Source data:
########################################

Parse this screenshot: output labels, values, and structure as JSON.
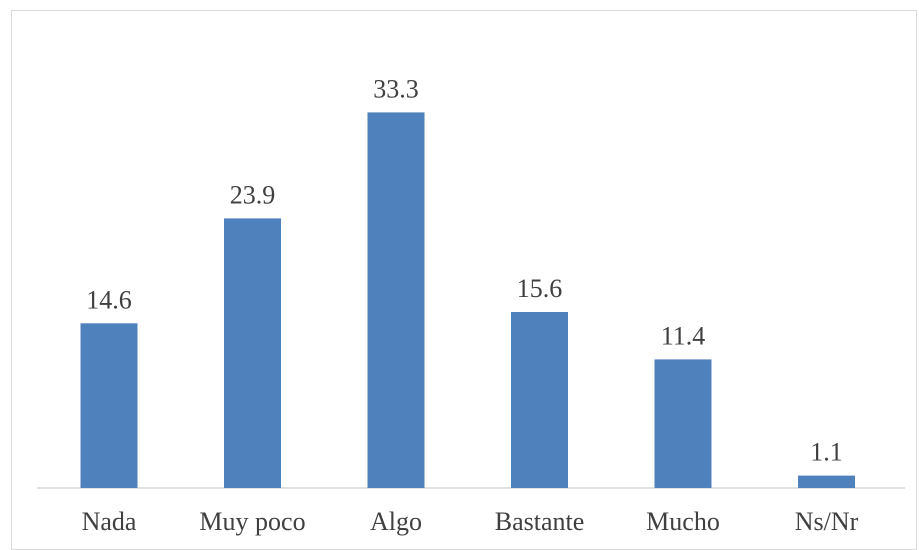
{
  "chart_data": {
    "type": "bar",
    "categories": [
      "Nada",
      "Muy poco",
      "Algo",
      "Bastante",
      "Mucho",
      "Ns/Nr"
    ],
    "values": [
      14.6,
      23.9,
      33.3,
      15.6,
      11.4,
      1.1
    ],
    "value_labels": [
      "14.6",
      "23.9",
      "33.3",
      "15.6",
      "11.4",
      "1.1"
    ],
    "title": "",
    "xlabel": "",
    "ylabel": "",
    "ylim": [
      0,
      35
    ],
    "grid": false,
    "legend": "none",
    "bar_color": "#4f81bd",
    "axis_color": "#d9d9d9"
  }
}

########################################

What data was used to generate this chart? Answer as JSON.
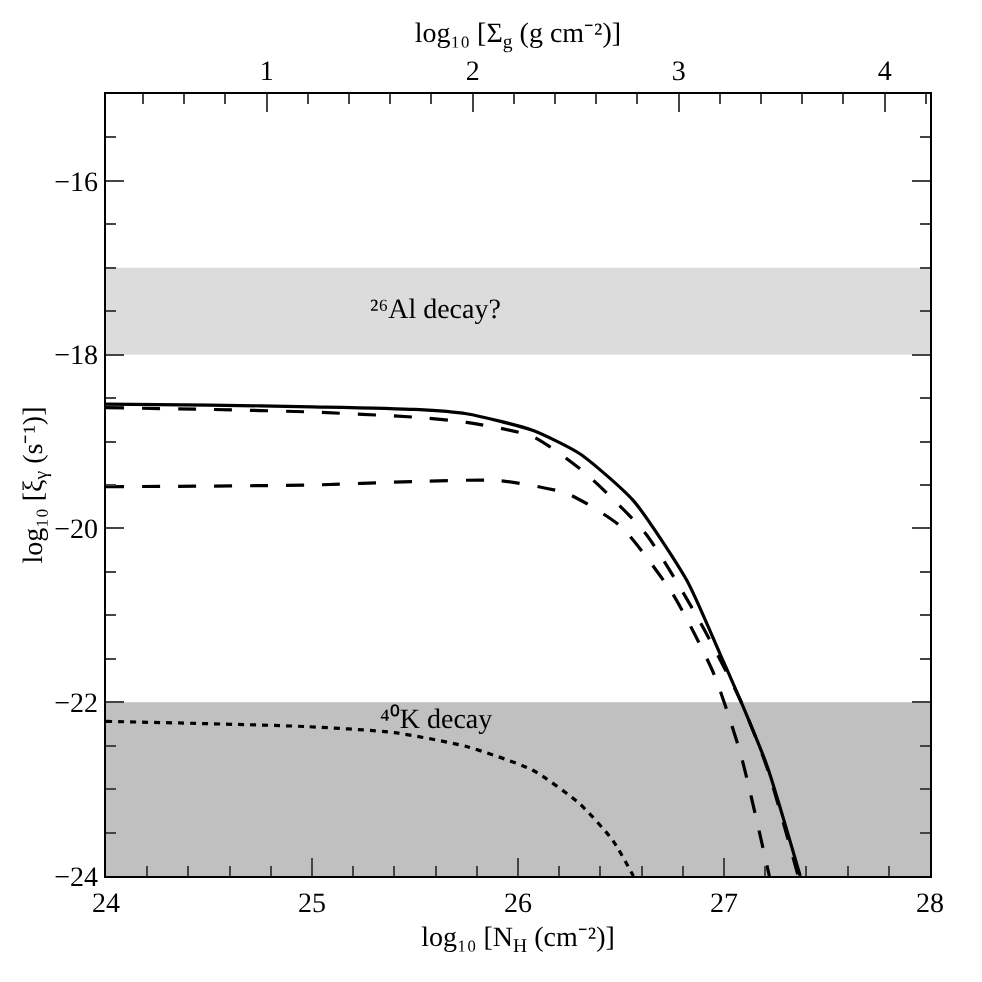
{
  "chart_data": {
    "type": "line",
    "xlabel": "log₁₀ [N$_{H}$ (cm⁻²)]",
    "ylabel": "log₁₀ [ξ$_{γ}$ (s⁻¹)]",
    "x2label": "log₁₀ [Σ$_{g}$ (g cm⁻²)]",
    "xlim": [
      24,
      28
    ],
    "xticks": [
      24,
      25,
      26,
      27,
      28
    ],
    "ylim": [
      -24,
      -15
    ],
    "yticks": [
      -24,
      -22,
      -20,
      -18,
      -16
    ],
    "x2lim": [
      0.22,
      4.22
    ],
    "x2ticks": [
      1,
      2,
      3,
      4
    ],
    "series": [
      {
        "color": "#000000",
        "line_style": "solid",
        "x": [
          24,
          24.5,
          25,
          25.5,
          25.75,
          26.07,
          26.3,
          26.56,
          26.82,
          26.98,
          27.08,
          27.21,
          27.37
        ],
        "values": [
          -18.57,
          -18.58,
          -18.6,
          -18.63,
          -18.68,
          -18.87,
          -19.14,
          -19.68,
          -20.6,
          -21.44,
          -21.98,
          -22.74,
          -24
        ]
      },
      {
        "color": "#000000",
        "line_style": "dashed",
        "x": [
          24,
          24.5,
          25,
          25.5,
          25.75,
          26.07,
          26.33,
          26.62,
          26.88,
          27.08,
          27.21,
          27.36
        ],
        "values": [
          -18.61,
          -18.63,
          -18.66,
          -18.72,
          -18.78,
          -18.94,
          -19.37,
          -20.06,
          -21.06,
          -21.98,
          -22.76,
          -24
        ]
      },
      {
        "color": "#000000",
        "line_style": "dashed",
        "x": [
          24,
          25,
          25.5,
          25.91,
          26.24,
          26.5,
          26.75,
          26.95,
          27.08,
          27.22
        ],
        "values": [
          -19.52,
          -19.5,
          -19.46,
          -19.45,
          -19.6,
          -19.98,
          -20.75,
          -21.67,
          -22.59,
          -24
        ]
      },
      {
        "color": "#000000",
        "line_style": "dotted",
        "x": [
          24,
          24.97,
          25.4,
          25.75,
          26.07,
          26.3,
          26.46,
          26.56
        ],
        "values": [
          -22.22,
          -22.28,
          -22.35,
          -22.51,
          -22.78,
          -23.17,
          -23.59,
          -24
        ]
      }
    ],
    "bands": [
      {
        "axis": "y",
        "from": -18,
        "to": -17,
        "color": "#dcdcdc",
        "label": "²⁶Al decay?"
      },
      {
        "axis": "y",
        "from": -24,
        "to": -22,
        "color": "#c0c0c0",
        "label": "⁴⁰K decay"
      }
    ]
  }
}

########################################

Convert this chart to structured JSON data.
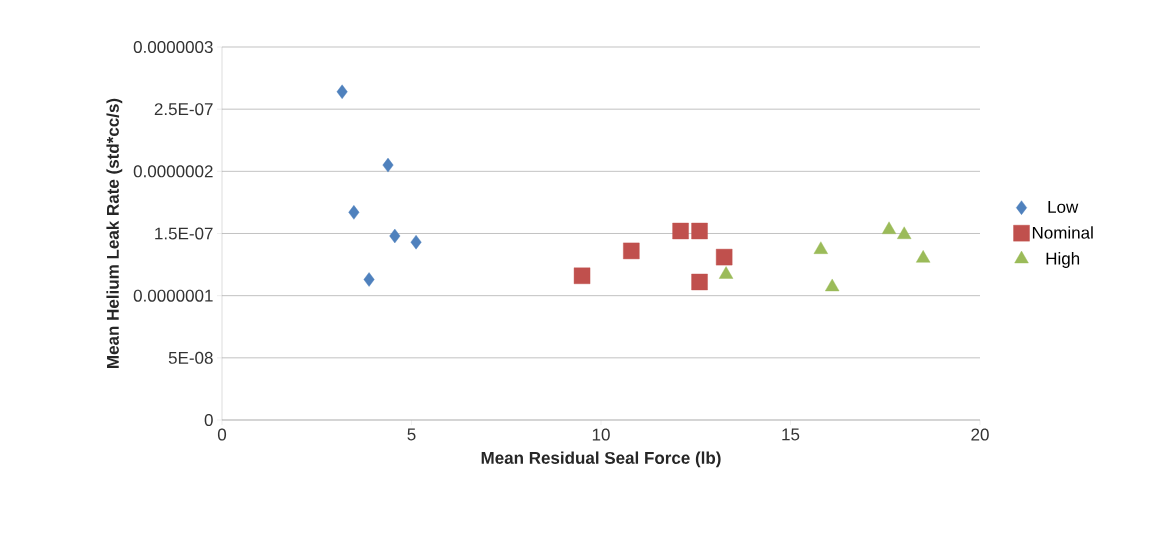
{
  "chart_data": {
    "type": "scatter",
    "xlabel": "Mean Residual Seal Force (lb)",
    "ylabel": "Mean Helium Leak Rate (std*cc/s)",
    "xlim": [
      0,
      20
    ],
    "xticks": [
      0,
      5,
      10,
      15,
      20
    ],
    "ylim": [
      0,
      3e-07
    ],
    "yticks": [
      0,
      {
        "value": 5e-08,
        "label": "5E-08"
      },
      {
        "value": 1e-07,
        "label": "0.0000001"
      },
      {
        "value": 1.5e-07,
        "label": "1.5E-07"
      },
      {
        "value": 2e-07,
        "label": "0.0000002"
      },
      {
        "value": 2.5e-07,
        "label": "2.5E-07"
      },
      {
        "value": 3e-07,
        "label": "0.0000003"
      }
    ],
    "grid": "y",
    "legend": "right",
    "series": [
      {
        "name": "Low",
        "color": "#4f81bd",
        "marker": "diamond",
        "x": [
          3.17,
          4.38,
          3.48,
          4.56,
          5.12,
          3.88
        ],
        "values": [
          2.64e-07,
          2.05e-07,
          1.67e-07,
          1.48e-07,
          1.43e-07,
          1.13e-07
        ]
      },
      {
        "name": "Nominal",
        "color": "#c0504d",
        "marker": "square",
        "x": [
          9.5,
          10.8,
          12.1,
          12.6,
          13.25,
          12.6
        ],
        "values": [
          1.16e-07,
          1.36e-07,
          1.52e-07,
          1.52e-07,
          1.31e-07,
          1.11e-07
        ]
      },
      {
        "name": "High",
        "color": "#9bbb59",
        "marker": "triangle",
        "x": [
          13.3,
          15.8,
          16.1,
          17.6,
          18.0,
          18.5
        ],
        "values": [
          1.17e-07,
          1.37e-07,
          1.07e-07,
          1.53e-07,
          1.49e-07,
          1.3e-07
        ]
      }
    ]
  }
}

########################################

◆ **Instructions to follow**: Search the records for the word "JSON". Copy every line that has it.

◆ **Correct answer**:
Parse this screenshot: output labels, values, and structure as JSON.
What data was used to generate this chart? Answer as JSON.
Convert this chart to structured JSON data.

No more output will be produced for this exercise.